The task: Quote all lines below exactly. Images stay out.

Information provided:
- - -
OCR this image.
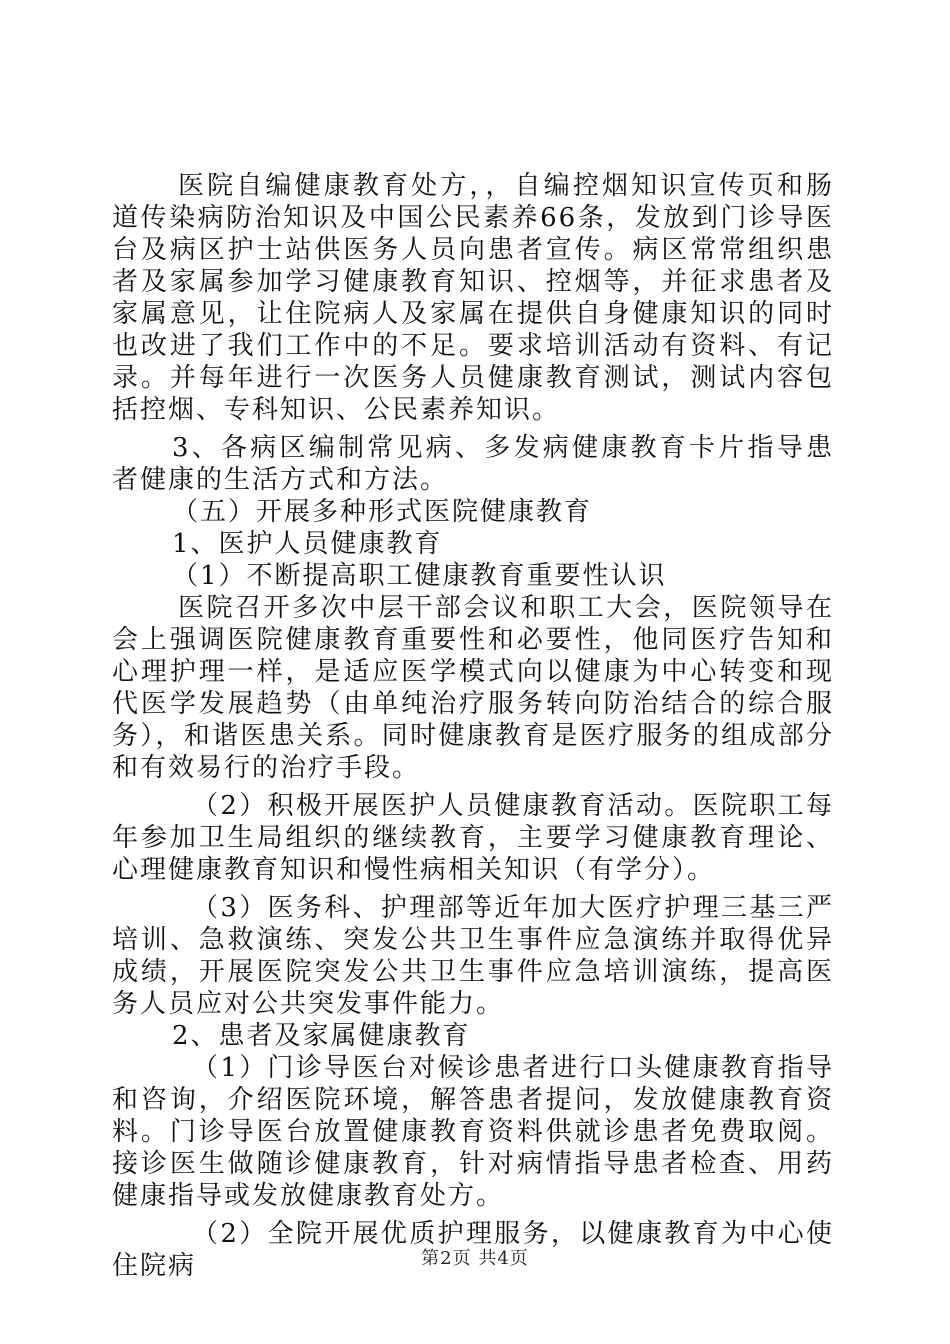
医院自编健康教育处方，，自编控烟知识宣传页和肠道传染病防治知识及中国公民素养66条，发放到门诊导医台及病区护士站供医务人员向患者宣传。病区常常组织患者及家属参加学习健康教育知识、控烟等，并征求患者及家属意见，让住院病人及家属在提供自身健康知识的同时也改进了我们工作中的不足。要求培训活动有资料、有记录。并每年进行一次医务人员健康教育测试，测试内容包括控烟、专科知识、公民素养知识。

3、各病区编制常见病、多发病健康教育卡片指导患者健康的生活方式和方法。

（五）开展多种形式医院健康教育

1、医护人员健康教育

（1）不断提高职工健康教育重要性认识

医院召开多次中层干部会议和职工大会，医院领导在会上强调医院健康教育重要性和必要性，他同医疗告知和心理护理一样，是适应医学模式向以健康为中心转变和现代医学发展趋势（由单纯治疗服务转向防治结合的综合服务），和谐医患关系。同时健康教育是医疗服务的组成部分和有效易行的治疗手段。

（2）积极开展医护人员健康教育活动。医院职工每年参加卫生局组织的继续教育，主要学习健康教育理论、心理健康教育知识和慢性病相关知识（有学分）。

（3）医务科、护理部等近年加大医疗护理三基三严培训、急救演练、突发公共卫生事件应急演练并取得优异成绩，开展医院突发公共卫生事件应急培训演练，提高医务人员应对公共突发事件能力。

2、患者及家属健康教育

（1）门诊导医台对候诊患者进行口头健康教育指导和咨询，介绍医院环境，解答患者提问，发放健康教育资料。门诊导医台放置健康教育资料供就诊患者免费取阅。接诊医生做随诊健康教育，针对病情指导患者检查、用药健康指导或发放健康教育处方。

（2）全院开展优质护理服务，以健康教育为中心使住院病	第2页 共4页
- - -
Final result:
OCR this image.
医院自编健康教育处方，，自编控烟知识宣传页和肠道传染病防治知识及中国公民素养66条，发放到门诊导医台及病区护士站供医务人员向患者宣传。病区常常组织患者及家属参加学习健康教育知识、控烟等，并征求患者及家属意见，让住院病人及家属在提供自身健康知识的同时也改进了我们工作中的不足。要求培训活动有资料、有记录。并每年进行一次医务人员健康教育测试，测试内容包括控烟、专科知识、公民素养知识。

3、各病区编制常见病、多发病健康教育卡片指导患者健康的生活方式和方法。

（五）开展多种形式医院健康教育

1、医护人员健康教育

（1）不断提高职工健康教育重要性认识

医院召开多次中层干部会议和职工大会，医院领导在会上强调医院健康教育重要性和必要性，他同医疗告知和心理护理一样，是适应医学模式向以健康为中心转变和现代医学发展趋势（由单纯治疗服务转向防治结合的综合服务），和谐医患关系。同时健康教育是医疗服务的组成部分和有效易行的治疗手段。

（2）积极开展医护人员健康教育活动。医院职工每年参加卫生局组织的继续教育，主要学习健康教育理论、心理健康教育知识和慢性病相关知识（有学分）。

（3）医务科、护理部等近年加大医疗护理三基三严培训、急救演练、突发公共卫生事件应急演练并取得优异成绩，开展医院突发公共卫生事件应急培训演练，提高医务人员应对公共突发事件能力。

2、患者及家属健康教育

（1）门诊导医台对候诊患者进行口头健康教育指导和咨询，介绍医院环境，解答患者提问，发放健康教育资料。门诊导医台放置健康教育资料供就诊患者免费取阅。接诊医生做随诊健康教育，针对病情指导患者检查、用药健康指导或发放健康教育处方。

（2）全院开展优质护理服务，以健康教育为中心使住院病	第2页 共4页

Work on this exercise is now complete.